Page
········

[Note: If
the reader has taken up reading this blog with this posting, he/she is helped
by knowing that this posting is the next one in a series of postings. The series begins with the posting, “The Natural Rights’ View
of Morality” (February 25, 2020, https://gravitascivics.blogspot.com/2020/02/the-natural-rights-view-of-morality.html).
Overall, the series addresses how the study of political science has
affected the civics curriculum of the nation’s secondary schools.]
This
posting picks right up from the last one.
That posting observed that civics education in US schools has been
guided by the natural rights view of governance and politics. In terms of values, they place in priority natural
liberty[1]
above all other values and that leads to many concrete consequences. The consequences range from ignoring serious
challenges to the political society of the US to resulting in an instructional
approach devoid of the very humanness politics entails.
To illustrate with a simple example, a teacher
who might be guided by an alternative construct, federation theory, might on the
first day of classes begin by having students reflect on how the government is
an extension of who they are as a people.
The discussion would be general, and the teacher might want to just get
a handle on how students think and feel about government.
A look at the first recommended
activity in the Magruder book, a popular high school textbook, suggests
the following:
As
students get settled, ask them to answer the following question: What have you done recently that involved
government that affected you or someone you know? (Sample responses: rode on a public bus; obeyed street signs; attended
a public school)
Then
have each student describe at least four useful things government does for its
citizens. Have students share their
ideas.[2]
Right
off, the student is defined as a consumer of government services. As such, that mindset encourages the view
that the government is something apart from citizens, not an extension of them.
Yes, too much can be made of this
example. This questioning that is suggested
could be one in which the author of the textbook believes it is initially
important to establish government’s relevancy to some practical concern – riding
a public bus. But in reviewing this and
the other popular textbooks, one can analyze their content to see if this
initial tone reflects what they contain – this blog will proceed to do so for
the Magruder book and one other popular textbook.
And that tone communicates that the
government is merely a service dispenser – services rendered in exchange for
tax dollars spent. Or stated another
way, what the Constitution establishes is a marketplace for public services
not the protector of a societal partnership.
In addition, this message places the
emphasis on individualism – as contained in the natural rights construct in
which students are encouraged to develop their own values and goals. Consequently, it will have students relate to
society from self-centered points of references. There is nothing inherently wrong with asking
students to hold their interests as being important or of value. But to impart those interests within a
federated arrangement, the questioning needs to be contextualized in how those
interests relate to justice and civility.

········

Written tasks
A. Translate into Spanish this sentence from the post on civics education: "There is nothing inherently wrong with asking students to hold their interests as being important or of value."
B. Using the post on civics education, explain in one to three sentences why the first recommended activity in the Magruder book leads students to see government as something apart from citizens.

········

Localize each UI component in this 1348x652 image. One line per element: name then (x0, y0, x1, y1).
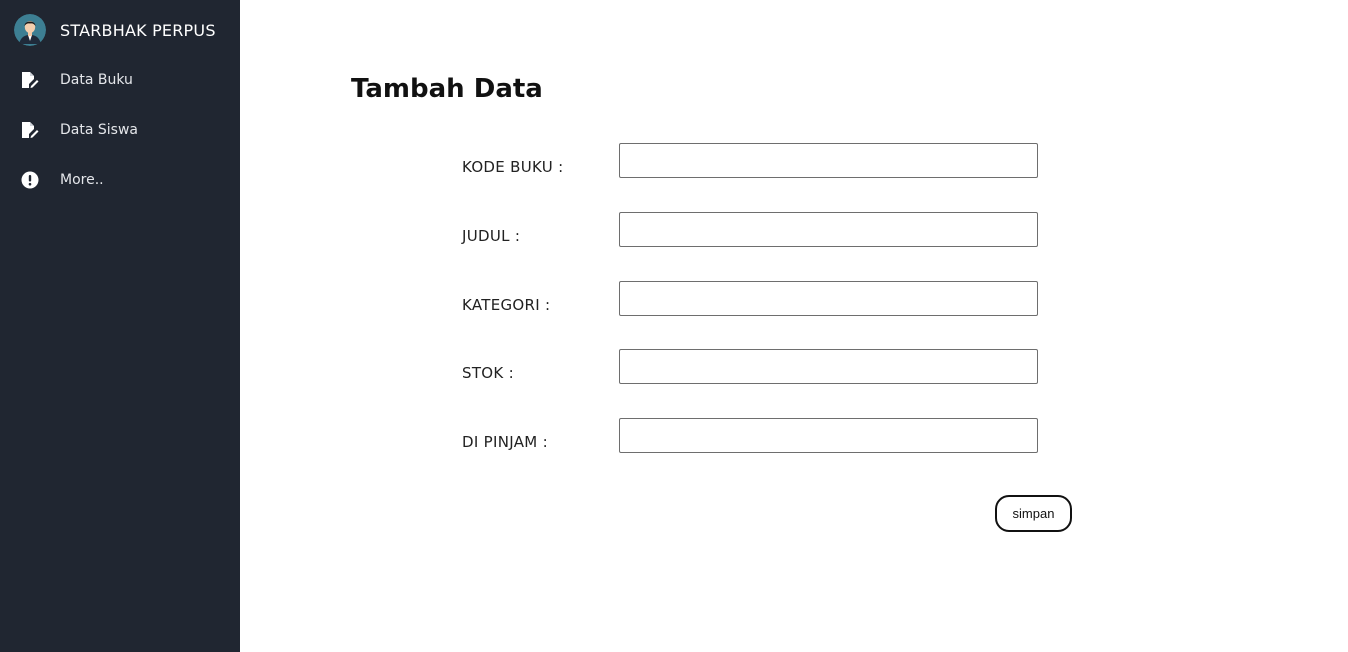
stok-input[interactable] (619, 349, 1038, 384)
stok-label: STOK : (462, 364, 514, 382)
di-pinjam-label: DI PINJAM : (462, 433, 548, 451)
kode-buku-input[interactable] (619, 143, 1038, 178)
sidebar-item-data-siswa[interactable]: Data Siswa (0, 113, 240, 147)
edit-document-icon (21, 71, 39, 89)
sidebar-item-more[interactable]: More.. (0, 163, 240, 197)
kategori-label: KATEGORI : (462, 296, 551, 314)
judul-label: JUDUL : (462, 227, 521, 245)
sidebar-item-data-buku[interactable]: Data Buku (0, 63, 240, 97)
save-button[interactable]: simpan (995, 495, 1072, 532)
sidebar-item-label: Data Buku (60, 72, 133, 88)
kategori-input[interactable] (619, 281, 1038, 316)
user-avatar-icon (14, 14, 46, 46)
kode-buku-label: KODE BUKU : (462, 158, 564, 176)
sidebar-item-label: More.. (60, 172, 104, 188)
edit-document-icon (21, 121, 39, 139)
judul-input[interactable] (619, 212, 1038, 247)
page-title: Tambah Data (351, 74, 543, 104)
exclamation-circle-icon (21, 171, 39, 189)
brand-title: STARBHAK PERPUS (60, 20, 216, 40)
brand[interactable]: STARBHAK PERPUS (14, 14, 216, 46)
sidebar: STARBHAK PERPUS Data Buku Data Siswa Mor… (0, 0, 240, 652)
sidebar-item-label: Data Siswa (60, 122, 138, 138)
di-pinjam-input[interactable] (619, 418, 1038, 453)
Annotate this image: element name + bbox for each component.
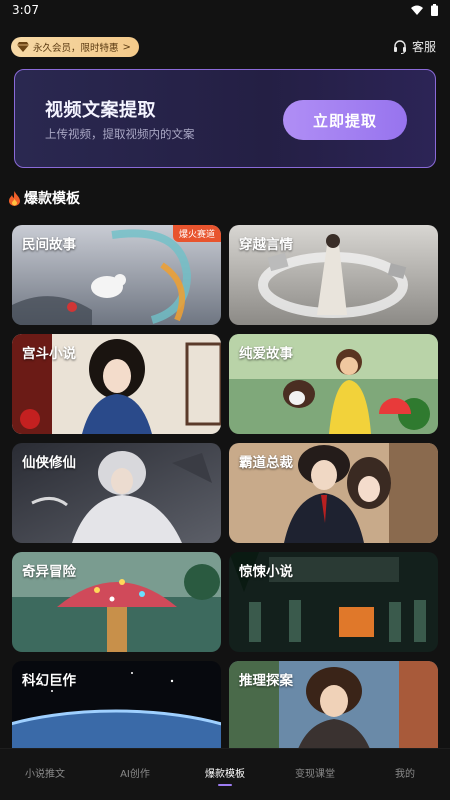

········

Answers per task
A. No hay nada intrínsecamente malo en pedir a los estudiantes que consideren sus intereses como algo importante o de valor.

B. The activity asks students to name recent encounters with government, such as riding a public bus, and to describe useful things government does for its citizens. This defines the student from the start as a consumer of government services. That mindset treats government as separate from citizens rather than as an extension of them.